### Aim of the exercise
Search the material for the string "stories" and copy each line where it occurs.

===============

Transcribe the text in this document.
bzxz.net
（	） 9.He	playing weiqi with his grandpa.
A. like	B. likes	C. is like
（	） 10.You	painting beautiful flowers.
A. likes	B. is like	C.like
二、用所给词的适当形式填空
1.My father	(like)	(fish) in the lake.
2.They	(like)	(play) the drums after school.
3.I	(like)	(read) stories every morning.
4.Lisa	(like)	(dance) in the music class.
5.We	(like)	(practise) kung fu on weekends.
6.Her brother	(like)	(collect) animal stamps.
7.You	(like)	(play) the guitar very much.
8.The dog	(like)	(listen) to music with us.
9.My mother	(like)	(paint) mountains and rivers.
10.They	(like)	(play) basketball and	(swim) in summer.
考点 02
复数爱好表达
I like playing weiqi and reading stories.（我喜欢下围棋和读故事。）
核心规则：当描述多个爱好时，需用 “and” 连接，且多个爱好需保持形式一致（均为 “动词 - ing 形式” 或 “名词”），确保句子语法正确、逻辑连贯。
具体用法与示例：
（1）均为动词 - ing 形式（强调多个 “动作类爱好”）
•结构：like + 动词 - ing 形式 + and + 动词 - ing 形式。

===============

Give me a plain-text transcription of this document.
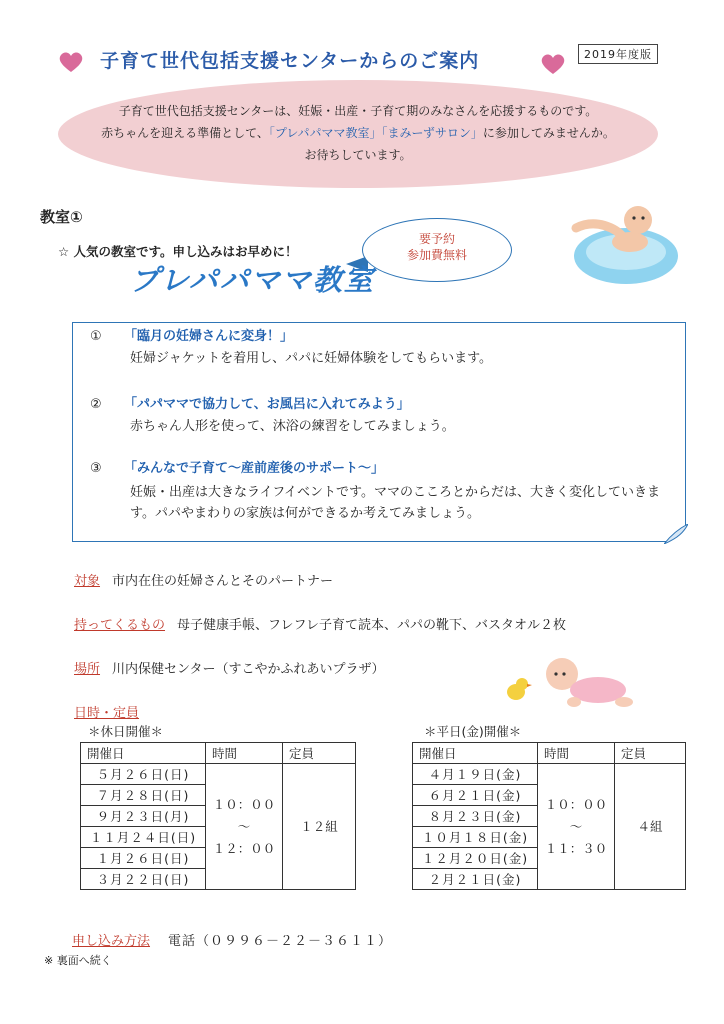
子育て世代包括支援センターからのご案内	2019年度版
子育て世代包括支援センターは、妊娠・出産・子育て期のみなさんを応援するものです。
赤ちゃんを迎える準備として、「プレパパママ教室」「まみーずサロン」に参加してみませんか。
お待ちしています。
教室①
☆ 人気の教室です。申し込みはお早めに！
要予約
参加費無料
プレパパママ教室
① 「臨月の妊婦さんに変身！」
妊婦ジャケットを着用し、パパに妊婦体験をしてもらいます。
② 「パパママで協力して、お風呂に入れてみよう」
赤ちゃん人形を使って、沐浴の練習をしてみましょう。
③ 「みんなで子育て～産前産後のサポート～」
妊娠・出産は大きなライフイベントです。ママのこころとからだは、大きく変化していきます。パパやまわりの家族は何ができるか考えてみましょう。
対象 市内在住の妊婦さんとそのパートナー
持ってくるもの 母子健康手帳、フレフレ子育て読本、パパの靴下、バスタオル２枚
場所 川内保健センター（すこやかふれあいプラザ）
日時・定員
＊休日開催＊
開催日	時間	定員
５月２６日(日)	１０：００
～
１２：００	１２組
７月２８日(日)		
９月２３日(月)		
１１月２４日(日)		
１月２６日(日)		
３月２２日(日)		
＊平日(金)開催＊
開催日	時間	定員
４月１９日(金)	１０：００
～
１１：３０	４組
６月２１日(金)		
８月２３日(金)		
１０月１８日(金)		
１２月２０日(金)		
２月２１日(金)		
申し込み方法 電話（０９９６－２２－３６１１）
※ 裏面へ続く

===============

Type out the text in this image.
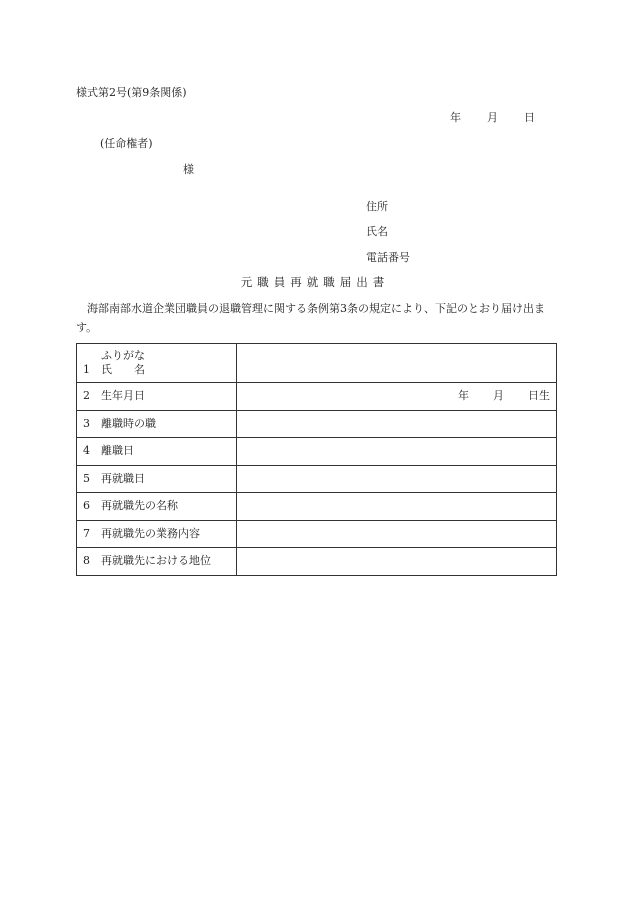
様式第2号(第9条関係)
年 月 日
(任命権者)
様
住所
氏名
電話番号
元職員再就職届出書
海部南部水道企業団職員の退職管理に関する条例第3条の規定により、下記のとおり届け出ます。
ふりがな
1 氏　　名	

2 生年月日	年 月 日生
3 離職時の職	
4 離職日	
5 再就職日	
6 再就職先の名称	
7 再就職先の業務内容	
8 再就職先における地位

===============

### Right answer
3.I	(like)	(read) stories every morning.
I like playing weiqi and reading stories.（我喜欢下围棋和读故事。）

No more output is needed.